• **GOAL**
Reproduce the full listing below unchanged, apart from the pictures.

Collection entries:
|---|

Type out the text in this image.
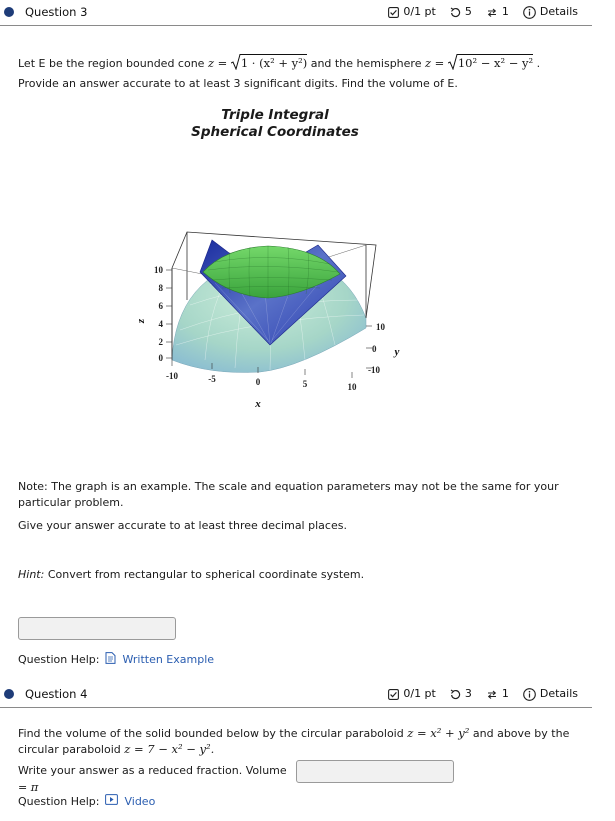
Question 3	0/1 pt	5	1	Details
Let E be the region bounded cone z = 1 · (x² + y²) and the hemisphere z = 10² − x² − y² .
Provide an answer accurate to at least 3 significant digits. Find the volume of E.
Triple Integral
Spherical Coordinates
10
8
6
4
2
0
z
-10	-5	0	5	10
x
10
0
-10
y
Note: The graph is an example. The scale and equation parameters may not be the same for your particular problem.
Give your answer accurate to at least three decimal places.
Hint: Convert from rectangular to spherical coordinate system.
Question Help: Written Example
Question 4	0/1 pt	3	1	Details
Find the volume of the solid bounded below by the circular paraboloid z = x² + y² and above by the
circular paraboloid z = 7 − x² − y².
Write your answer as a reduced fraction. Volume = π
Question Help: Video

|---|

• **TASK SOLUTION**
Type out the text in this image.
Question 3	0/1 pt	5	1	Details
Let E be the region bounded cone z = 1 · (x² + y²) and the hemisphere z = 10² − x² − y² .
Provide an answer accurate to at least 3 significant digits. Find the volume of E.
Triple Integral
Spherical Coordinates
10
8
6
4
2
0
z
-10	-5	0	5	10
x
10
0
-10
y
Note: The graph is an example. The scale and equation parameters may not be the same for your particular problem.
Give your answer accurate to at least three decimal places.
Hint: Convert from rectangular to spherical coordinate system.
Question Help: Written Example
Question 4	0/1 pt	3	1	Details
Find the volume of the solid bounded below by the circular paraboloid z = x² + y² and above by the
circular paraboloid z = 7 − x² − y².
Write your answer as a reduced fraction. Volume = π
Question Help: Video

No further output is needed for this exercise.